## GIVEN EXERCISE
Send back the records in full, character for character.

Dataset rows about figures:
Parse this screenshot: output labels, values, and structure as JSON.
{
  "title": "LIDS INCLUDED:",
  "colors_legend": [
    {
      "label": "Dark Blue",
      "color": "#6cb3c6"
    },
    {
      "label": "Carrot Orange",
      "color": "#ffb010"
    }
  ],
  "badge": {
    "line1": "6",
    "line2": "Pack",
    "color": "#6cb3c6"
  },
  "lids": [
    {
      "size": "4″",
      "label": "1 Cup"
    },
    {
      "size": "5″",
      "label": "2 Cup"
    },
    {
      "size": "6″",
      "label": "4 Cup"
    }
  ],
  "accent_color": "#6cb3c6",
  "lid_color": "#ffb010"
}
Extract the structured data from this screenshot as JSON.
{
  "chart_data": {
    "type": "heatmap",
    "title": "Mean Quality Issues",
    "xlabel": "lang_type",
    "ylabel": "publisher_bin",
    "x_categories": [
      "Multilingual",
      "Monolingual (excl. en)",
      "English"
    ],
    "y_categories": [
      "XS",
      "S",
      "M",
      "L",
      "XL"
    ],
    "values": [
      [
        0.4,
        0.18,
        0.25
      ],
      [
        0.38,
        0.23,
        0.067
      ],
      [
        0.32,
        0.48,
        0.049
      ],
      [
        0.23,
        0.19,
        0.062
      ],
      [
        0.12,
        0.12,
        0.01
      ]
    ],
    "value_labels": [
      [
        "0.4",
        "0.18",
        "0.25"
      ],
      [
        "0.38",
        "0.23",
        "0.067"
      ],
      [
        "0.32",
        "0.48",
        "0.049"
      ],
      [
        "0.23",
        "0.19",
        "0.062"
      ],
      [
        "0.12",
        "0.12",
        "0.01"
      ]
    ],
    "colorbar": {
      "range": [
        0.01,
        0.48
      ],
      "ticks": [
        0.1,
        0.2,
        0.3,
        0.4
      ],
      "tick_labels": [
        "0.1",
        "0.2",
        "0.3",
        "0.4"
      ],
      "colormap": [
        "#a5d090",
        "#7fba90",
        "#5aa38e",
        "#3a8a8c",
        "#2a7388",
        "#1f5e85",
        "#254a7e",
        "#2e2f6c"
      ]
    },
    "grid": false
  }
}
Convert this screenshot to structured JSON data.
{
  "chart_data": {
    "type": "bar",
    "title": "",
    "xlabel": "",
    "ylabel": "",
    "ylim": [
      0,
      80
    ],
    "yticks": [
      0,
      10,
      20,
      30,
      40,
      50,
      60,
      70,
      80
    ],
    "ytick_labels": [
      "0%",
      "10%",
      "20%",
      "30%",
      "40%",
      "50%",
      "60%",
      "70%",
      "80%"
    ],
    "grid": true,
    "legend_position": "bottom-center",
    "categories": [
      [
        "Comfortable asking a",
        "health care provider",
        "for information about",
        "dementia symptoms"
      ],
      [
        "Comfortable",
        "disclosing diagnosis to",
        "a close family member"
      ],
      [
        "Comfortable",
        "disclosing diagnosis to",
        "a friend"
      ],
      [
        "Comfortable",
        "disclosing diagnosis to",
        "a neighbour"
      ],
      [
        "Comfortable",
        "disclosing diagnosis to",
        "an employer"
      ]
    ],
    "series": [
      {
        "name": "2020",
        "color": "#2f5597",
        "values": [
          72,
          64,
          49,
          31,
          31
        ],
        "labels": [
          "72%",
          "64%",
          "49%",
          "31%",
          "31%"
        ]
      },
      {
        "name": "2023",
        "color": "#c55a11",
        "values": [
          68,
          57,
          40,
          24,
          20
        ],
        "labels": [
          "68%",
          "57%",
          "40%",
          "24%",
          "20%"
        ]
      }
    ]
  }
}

## TASK RESULT
Parse this screenshot: output labels, values, and structure as JSON.
{
  "title": "LIDS INCLUDED:",
  "colors_legend": [
    {
      "label": "Dark Blue",
      "color": "#6cb3c6"
    },
    {
      "label": "Carrot Orange",
      "color": "#ffb010"
    }
  ],
  "badge": {
    "line1": "6",
    "line2": "Pack",
    "color": "#6cb3c6"
  },
  "lids": [
    {
      "size": "4″",
      "label": "1 Cup"
    },
    {
      "size": "5″",
      "label": "2 Cup"
    },
    {
      "size": "6″",
      "label": "4 Cup"
    }
  ],
  "accent_color": "#6cb3c6",
  "lid_color": "#ffb010"
}
Extract the structured data from this screenshot as JSON.
{
  "chart_data": {
    "type": "heatmap",
    "title": "Mean Quality Issues",
    "xlabel": "lang_type",
    "ylabel": "publisher_bin",
    "x_categories": [
      "Multilingual",
      "Monolingual (excl. en)",
      "English"
    ],
    "y_categories": [
      "XS",
      "S",
      "M",
      "L",
      "XL"
    ],
    "values": [
      [
        0.4,
        0.18,
        0.25
      ],
      [
        0.38,
        0.23,
        0.067
      ],
      [
        0.32,
        0.48,
        0.049
      ],
      [
        0.23,
        0.19,
        0.062
      ],
      [
        0.12,
        0.12,
        0.01
      ]
    ],
    "value_labels": [
      [
        "0.4",
        "0.18",
        "0.25"
      ],
      [
        "0.38",
        "0.23",
        "0.067"
      ],
      [
        "0.32",
        "0.48",
        "0.049"
      ],
      [
        "0.23",
        "0.19",
        "0.062"
      ],
      [
        "0.12",
        "0.12",
        "0.01"
      ]
    ],
    "colorbar": {
      "range": [
        0.01,
        0.48
      ],
      "ticks": [
        0.1,
        0.2,
        0.3,
        0.4
      ],
      "tick_labels": [
        "0.1",
        "0.2",
        "0.3",
        "0.4"
      ],
      "colormap": [
        "#a5d090",
        "#7fba90",
        "#5aa38e",
        "#3a8a8c",
        "#2a7388",
        "#1f5e85",
        "#254a7e",
        "#2e2f6c"
      ]
    },
    "grid": false
  }
}
Convert this screenshot to structured JSON data.
{
  "chart_data": {
    "type": "bar",
    "title": "",
    "xlabel": "",
    "ylabel": "",
    "ylim": [
      0,
      80
    ],
    "yticks": [
      0,
      10,
      20,
      30,
      40,
      50,
      60,
      70,
      80
    ],
    "ytick_labels": [
      "0%",
      "10%",
      "20%",
      "30%",
      "40%",
      "50%",
      "60%",
      "70%",
      "80%"
    ],
    "grid": true,
    "legend_position": "bottom-center",
    "categories": [
      [
        "Comfortable asking a",
        "health care provider",
        "for information about",
        "dementia symptoms"
      ],
      [
        "Comfortable",
        "disclosing diagnosis to",
        "a close family member"
      ],
      [
        "Comfortable",
        "disclosing diagnosis to",
        "a friend"
      ],
      [
        "Comfortable",
        "disclosing diagnosis to",
        "a neighbour"
      ],
      [
        "Comfortable",
        "disclosing diagnosis to",
        "an employer"
      ]
    ],
    "series": [
      {
        "name": "2020",
        "color": "#2f5597",
        "values": [
          72,
          64,
          49,
          31,
          31
        ],
        "labels": [
          "72%",
          "64%",
          "49%",
          "31%",
          "31%"
        ]
      },
      {
        "name": "2023",
        "color": "#c55a11",
        "values": [
          68,
          57,
          40,
          24,
          20
        ],
        "labels": [
          "68%",
          "57%",
          "40%",
          "24%",
          "20%"
        ]
      }
    ]
  }
}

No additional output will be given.